§ **What is needed**
Which lines hold the word "通知公告"? Copy each one.

§ **Information given**
========
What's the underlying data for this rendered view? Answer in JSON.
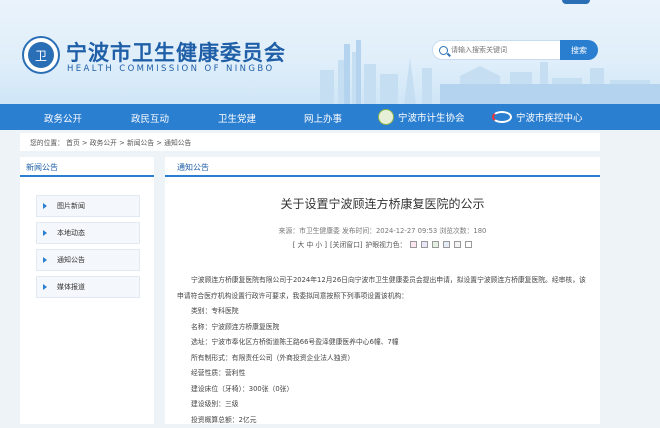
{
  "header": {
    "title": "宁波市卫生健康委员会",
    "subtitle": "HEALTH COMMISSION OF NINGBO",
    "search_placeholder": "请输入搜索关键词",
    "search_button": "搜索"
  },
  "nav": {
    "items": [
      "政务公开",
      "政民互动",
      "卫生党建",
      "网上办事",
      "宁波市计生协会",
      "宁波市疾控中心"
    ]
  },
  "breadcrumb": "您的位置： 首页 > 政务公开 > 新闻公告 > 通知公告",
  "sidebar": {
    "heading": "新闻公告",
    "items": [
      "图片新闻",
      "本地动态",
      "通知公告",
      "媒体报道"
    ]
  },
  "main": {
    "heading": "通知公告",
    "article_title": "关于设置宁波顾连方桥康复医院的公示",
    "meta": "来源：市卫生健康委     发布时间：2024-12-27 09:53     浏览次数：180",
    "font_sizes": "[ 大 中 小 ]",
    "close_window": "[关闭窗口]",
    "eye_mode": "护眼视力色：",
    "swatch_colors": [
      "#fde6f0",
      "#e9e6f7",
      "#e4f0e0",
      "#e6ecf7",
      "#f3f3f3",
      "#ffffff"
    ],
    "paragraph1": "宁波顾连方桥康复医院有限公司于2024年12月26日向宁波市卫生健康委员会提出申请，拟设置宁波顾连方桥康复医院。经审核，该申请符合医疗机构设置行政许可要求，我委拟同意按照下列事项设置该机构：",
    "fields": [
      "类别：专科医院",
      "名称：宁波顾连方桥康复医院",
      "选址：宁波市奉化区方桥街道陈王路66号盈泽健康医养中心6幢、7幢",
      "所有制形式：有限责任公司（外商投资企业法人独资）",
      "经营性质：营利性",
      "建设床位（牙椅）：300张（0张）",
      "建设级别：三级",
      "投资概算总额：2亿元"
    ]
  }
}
========
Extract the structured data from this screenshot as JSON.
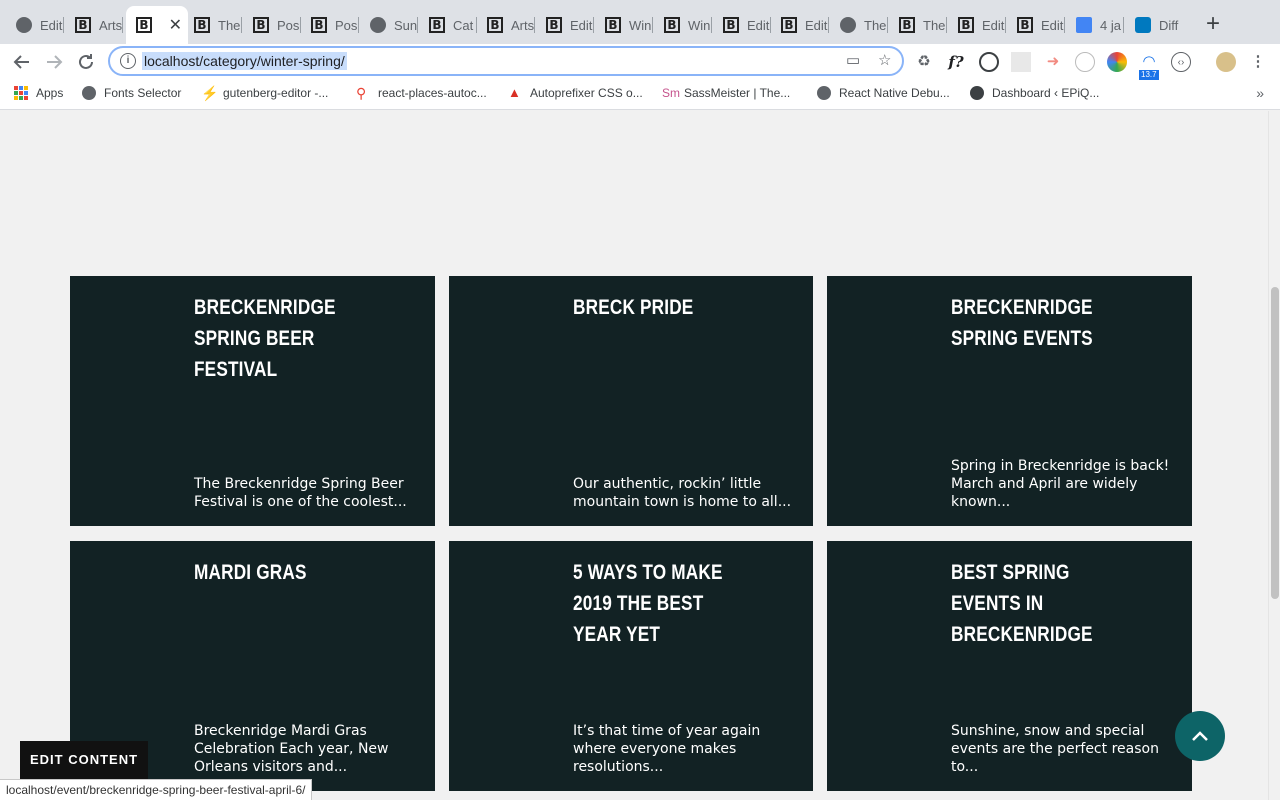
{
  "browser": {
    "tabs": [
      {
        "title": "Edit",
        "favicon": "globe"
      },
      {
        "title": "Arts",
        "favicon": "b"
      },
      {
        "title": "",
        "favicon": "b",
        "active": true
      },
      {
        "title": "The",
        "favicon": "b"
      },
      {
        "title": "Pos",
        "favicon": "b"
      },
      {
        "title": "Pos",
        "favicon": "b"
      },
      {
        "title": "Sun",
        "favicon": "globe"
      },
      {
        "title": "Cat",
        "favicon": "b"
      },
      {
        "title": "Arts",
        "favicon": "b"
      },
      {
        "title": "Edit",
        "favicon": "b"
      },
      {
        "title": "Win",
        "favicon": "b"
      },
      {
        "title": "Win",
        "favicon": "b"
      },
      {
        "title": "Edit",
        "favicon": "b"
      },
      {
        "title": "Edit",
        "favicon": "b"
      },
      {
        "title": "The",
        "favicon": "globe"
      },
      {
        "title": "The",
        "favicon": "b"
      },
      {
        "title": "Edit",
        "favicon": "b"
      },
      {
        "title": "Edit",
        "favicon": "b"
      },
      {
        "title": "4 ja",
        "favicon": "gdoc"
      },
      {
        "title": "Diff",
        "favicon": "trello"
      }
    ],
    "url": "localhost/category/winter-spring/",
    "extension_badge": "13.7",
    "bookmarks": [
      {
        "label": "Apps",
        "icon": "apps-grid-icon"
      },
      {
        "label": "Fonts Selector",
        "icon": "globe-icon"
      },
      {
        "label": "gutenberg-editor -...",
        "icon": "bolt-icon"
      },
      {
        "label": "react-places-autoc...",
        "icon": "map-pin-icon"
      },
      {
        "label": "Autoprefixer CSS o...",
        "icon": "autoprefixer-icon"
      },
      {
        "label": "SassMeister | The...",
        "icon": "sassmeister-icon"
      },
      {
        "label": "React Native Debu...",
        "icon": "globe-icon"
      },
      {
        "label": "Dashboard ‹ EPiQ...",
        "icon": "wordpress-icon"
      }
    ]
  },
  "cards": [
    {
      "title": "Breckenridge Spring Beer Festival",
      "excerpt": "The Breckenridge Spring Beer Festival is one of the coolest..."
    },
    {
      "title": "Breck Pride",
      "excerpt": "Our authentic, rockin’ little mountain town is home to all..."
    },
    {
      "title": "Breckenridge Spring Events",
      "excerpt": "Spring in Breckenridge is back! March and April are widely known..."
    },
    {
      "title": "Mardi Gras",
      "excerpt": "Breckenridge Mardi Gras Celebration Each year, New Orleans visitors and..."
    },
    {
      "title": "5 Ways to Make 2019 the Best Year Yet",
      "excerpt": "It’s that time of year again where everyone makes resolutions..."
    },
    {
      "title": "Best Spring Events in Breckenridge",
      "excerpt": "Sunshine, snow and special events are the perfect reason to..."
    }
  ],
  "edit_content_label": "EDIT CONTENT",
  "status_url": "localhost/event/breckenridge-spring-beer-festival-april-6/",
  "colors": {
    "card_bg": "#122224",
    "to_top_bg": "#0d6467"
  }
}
========
§ **Answer**
  "breadcrumb": "您的位置： 首页 > 政务公开 > 新闻公告 > 通知公告",
      "通知公告",
    "heading": "通知公告",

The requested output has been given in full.